→ DOCUMENT
* Start *

After Advent: When the Wait Isn’t Over - 

This devotional was written by Suzanne Struiksma

Somehow, Advent has become one of my favorite times of the year. It hasn’t always been this way. I guess the appreciation for a season of waiting comes with age, adulthood, and well, motherhood…I’ve heard numerous sermons comparing Advent with pregnancy. It’s not that far fetched of course.

Because who can better relate to the story of promise and expectation than a mother nurturing life itself in her womb?

A few years ago on Christmas Day, my husband and I let the world know we were expecting a tiny  human. No baby bump in sight yet, but we had hope in our hearts and couldn’t wait to meet our little one. Our season of waiting didn’t last as long as we had thought though. After just 6 months, our advent was over, but it did not feel like Christmas.

* End *

→ WHAT THE TASK ASKS
Rewrite the passage of the devotional that begins at the words "Somehow, Advent has" and ends after "fetched of course.", changing "sermons" to "homilies".

→ SUPPLIED RECORDS
* Start *

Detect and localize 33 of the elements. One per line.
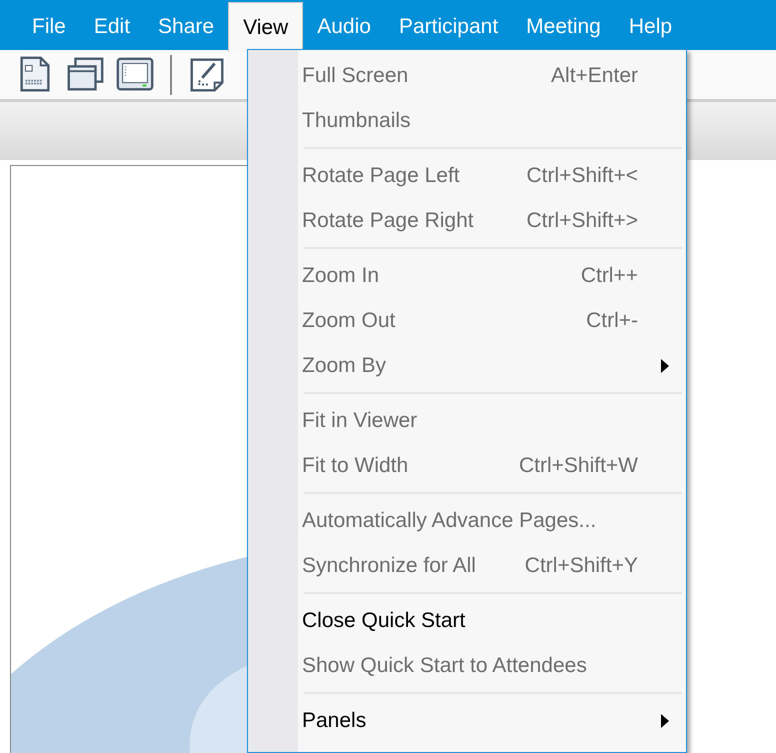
menu-option-label: Rotate Page Left [302, 162, 461, 189]
menu-option-label: Synchronize for All [302, 552, 477, 579]
menu-option-label: Thumbnails [302, 108, 412, 134]
menu-option-label: Fit in Viewer [302, 408, 418, 434]
menu-option-label: Full Screen [302, 62, 410, 89]
menu-option[interactable]: Panels [298, 698, 686, 743]
menu-option-label: Close Quick Start [302, 608, 466, 634]
shortcut-label: Ctrl+Shift+< [526, 162, 639, 189]
menu-option[interactable]: Close Quick Start [298, 598, 686, 643]
menu-option-label: Zoom By [302, 352, 388, 379]
menu-option-label: Zoom Out [302, 308, 396, 334]
menu-option-label: Zoom In [302, 262, 380, 289]
menu-item[interactable]: Audio [303, 2, 385, 52]
shortcut-label: Ctrl++ [580, 262, 639, 289]
menu-item[interactable]: Meeting [512, 2, 615, 52]
menu-item[interactable]: View [228, 2, 304, 52]
menu-item[interactable]: Help [614, 2, 686, 52]
menu-option-label: Panels [302, 708, 368, 734]
menu-option-label: Fit to Width [302, 452, 410, 479]
shortcut-label: Ctrl+Shift+Y [524, 552, 639, 579]
shortcut-label: Ctrl+- [586, 308, 639, 334]
shortcut-label: Alt+Enter [551, 62, 639, 89]
menu-item[interactable]: File [18, 2, 80, 52]
submenu-arrow-icon [660, 358, 670, 372]
menu-item[interactable]: Share [144, 2, 228, 52]
shortcut-label: Ctrl+Shift+W [518, 452, 639, 479]
shortcut-label: Ctrl+Shift+> [526, 208, 639, 234]
menu-option-label: Rotate Page Right [302, 208, 475, 234]
menu-item[interactable]: Participant [384, 2, 512, 52]
submenu-arrow-icon [660, 714, 670, 728]
menu-item[interactable]: Edit [80, 2, 144, 52]
menu-option-label: Automatically Advance Pages... [302, 508, 598, 534]
menu-option-label: Show Quick Start to Attendees [302, 652, 588, 679]
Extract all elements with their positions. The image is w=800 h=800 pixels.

* End *

→ RESULT FOR THIS TASK
Somehow, Advent has become one of my favorite times of the year. It hasn’t always been this way. I guess the appreciation for a season of waiting comes with age, adulthood, and well, motherhood…I’ve heard numerous homilies comparing Advent with pregnancy. It’s not that far fetched of course.